Excerpt from a dataset
>>>>

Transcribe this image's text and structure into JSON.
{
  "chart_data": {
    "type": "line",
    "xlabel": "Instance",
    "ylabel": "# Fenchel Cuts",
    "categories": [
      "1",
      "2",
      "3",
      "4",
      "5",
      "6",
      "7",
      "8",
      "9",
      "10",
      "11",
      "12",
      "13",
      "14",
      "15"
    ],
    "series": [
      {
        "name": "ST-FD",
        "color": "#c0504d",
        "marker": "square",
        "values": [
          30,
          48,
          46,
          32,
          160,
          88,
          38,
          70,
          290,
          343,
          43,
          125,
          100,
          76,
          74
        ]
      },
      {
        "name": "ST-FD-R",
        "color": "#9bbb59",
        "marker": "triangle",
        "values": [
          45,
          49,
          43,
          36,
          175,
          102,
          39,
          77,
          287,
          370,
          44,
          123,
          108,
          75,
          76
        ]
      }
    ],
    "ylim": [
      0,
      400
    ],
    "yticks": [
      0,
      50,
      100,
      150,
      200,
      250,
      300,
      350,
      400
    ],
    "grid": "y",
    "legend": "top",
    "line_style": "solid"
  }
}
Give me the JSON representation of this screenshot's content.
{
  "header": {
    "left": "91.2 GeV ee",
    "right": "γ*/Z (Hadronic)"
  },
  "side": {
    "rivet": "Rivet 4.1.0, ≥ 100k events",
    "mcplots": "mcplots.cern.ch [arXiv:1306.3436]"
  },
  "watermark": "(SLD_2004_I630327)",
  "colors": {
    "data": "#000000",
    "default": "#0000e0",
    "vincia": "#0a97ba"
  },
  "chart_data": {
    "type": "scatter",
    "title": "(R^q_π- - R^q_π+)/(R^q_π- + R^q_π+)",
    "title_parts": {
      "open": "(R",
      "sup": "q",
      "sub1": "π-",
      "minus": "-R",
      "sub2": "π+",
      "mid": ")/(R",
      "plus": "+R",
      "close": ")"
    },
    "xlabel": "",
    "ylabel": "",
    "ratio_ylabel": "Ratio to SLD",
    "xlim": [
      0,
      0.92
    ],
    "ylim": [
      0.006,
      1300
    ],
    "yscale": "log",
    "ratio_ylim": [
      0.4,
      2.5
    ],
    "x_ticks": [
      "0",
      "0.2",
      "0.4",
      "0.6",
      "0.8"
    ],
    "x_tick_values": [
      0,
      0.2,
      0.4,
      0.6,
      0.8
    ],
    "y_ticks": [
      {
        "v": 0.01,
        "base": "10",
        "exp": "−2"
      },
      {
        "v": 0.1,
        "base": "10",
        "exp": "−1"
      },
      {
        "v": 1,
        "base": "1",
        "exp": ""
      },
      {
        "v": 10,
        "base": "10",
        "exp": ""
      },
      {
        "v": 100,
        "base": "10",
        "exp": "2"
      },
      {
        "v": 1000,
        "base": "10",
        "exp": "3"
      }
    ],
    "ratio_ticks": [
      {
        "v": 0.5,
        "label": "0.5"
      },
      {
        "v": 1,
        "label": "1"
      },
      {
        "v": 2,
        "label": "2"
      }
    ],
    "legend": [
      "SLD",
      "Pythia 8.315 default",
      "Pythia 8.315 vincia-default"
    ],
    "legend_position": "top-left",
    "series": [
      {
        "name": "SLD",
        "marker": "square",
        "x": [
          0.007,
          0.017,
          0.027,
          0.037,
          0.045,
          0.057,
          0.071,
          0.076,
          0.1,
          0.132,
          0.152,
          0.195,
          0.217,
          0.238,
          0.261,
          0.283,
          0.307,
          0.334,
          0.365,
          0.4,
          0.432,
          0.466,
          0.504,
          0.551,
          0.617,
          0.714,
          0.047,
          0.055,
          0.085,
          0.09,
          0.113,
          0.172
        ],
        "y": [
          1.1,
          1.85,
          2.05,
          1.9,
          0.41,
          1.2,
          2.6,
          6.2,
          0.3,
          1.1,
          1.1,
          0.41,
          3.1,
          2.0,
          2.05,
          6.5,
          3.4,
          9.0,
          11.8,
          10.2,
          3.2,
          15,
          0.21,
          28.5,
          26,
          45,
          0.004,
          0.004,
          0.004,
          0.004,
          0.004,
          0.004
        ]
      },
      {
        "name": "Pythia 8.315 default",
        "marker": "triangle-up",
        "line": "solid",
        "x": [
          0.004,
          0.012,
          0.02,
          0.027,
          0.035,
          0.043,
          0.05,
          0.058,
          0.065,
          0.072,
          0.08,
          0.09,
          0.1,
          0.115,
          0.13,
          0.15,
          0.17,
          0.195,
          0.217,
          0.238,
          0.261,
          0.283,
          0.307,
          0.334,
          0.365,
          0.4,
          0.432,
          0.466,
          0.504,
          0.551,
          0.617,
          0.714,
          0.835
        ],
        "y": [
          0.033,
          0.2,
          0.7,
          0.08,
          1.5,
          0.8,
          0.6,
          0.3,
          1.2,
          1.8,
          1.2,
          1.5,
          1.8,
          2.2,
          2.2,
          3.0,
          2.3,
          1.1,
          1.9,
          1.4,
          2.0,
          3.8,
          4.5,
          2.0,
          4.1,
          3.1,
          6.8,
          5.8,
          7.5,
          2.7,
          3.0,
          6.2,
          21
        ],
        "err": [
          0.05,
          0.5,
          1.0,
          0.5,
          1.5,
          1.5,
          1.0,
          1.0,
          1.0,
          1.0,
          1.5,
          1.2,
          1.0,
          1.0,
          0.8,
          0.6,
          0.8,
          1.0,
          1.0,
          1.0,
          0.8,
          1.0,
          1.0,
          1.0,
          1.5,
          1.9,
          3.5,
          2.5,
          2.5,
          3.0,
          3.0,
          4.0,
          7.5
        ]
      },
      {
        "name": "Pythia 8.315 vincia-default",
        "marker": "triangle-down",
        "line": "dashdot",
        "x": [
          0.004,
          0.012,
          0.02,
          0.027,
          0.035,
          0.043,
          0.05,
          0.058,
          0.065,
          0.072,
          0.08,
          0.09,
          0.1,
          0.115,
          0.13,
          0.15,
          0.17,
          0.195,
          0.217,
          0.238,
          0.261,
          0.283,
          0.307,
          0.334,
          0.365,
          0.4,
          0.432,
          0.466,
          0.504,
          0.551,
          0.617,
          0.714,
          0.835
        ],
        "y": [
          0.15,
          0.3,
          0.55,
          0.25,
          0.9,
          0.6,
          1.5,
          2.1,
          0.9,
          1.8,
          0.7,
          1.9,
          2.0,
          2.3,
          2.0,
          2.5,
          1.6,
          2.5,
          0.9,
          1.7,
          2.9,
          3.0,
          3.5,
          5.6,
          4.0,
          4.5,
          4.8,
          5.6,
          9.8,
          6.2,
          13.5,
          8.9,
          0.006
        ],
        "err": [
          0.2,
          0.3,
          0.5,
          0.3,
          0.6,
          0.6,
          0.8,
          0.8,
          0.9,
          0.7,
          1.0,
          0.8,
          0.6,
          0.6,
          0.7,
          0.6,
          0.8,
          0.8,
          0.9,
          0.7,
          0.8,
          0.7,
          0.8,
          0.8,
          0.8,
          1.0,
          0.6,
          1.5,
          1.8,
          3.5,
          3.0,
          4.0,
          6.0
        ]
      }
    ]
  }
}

<<<<

**What the task asks:** List all lines in the material containing the string "triangle".

**Solution to this exercise:**
        "marker": "triangle",
        "marker": "triangle-up",
        "marker": "triangle-down",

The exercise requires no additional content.